Exercise task
Reproduce all the entries exactly.

Provided material

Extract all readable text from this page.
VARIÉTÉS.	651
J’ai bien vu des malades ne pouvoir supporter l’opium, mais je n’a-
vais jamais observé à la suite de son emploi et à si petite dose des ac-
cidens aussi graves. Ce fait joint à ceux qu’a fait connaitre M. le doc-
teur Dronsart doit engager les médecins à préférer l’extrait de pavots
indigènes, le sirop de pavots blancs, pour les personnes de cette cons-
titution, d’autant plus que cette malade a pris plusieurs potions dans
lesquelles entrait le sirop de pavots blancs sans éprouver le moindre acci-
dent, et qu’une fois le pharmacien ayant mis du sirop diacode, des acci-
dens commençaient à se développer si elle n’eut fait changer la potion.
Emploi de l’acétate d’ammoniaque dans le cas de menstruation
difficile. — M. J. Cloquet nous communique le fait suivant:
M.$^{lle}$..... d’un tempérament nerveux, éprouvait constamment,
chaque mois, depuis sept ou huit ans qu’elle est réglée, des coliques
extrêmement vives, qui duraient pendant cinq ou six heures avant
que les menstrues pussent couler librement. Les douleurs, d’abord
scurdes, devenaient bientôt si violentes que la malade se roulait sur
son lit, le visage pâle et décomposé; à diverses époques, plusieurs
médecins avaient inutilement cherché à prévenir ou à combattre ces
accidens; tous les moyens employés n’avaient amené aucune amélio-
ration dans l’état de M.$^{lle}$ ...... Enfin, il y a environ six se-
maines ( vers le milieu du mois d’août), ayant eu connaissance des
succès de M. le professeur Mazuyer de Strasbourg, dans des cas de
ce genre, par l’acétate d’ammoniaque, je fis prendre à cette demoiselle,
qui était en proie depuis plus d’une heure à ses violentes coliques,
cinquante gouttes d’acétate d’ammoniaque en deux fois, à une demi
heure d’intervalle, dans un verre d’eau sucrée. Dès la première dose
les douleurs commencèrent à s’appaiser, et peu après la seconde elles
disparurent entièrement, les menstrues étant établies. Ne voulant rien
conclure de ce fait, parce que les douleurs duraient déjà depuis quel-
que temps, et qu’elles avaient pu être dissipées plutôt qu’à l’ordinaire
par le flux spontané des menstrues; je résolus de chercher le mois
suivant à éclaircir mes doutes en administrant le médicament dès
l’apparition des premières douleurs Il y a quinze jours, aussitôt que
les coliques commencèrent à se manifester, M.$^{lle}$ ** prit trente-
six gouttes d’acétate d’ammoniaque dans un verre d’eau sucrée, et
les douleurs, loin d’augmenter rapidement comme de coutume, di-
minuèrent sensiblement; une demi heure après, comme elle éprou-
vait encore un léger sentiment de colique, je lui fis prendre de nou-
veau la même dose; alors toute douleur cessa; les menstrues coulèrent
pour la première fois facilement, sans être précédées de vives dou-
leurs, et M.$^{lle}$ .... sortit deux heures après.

Response for this exercise
Extract all readable text from this page.
VARIÉTÉS.	651
J’ai bien vu des malades ne pouvoir supporter l’opium, mais je n’a-
vais jamais observé à la suite de son emploi et à si petite dose des ac-
cidens aussi graves. Ce fait joint à ceux qu’a fait connaitre M. le doc-
teur Dronsart doit engager les médecins à préférer l’extrait de pavots
indigènes, le sirop de pavots blancs, pour les personnes de cette cons-
titution, d’autant plus que cette malade a pris plusieurs potions dans
lesquelles entrait le sirop de pavots blancs sans éprouver le moindre acci-
dent, et qu’une fois le pharmacien ayant mis du sirop diacode, des acci-
dens commençaient à se développer si elle n’eut fait changer la potion.
Emploi de l’acétate d’ammoniaque dans le cas de menstruation
difficile. — M. J. Cloquet nous communique le fait suivant:
M.$^{lle}$..... d’un tempérament nerveux, éprouvait constamment,
chaque mois, depuis sept ou huit ans qu’elle est réglée, des coliques
extrêmement vives, qui duraient pendant cinq ou six heures avant
que les menstrues pussent couler librement. Les douleurs, d’abord
scurdes, devenaient bientôt si violentes que la malade se roulait sur
son lit, le visage pâle et décomposé; à diverses époques, plusieurs
médecins avaient inutilement cherché à prévenir ou à combattre ces
accidens; tous les moyens employés n’avaient amené aucune amélio-
ration dans l’état de M.$^{lle}$ ...... Enfin, il y a environ six se-
maines ( vers le milieu du mois d’août), ayant eu connaissance des
succès de M. le professeur Mazuyer de Strasbourg, dans des cas de
ce genre, par l’acétate d’ammoniaque, je fis prendre à cette demoiselle,
qui était en proie depuis plus d’une heure à ses violentes coliques,
cinquante gouttes d’acétate d’ammoniaque en deux fois, à une demi
heure d’intervalle, dans un verre d’eau sucrée. Dès la première dose
les douleurs commencèrent à s’appaiser, et peu après la seconde elles
disparurent entièrement, les menstrues étant établies. Ne voulant rien
conclure de ce fait, parce que les douleurs duraient déjà depuis quel-
que temps, et qu’elles avaient pu être dissipées plutôt qu’à l’ordinaire
par le flux spontané des menstrues; je résolus de chercher le mois
suivant à éclaircir mes doutes en administrant le médicament dès
l’apparition des premières douleurs Il y a quinze jours, aussitôt que
les coliques commencèrent à se manifester, M.$^{lle}$ ** prit trente-
six gouttes d’acétate d’ammoniaque dans un verre d’eau sucrée, et
les douleurs, loin d’augmenter rapidement comme de coutume, di-
minuèrent sensiblement; une demi heure après, comme elle éprou-
vait encore un léger sentiment de colique, je lui fis prendre de nou-
veau la même dose; alors toute douleur cessa; les menstrues coulèrent
pour la première fois facilement, sans être précédées de vives dou-
leurs, et M.$^{lle}$ .... sortit deux heures après.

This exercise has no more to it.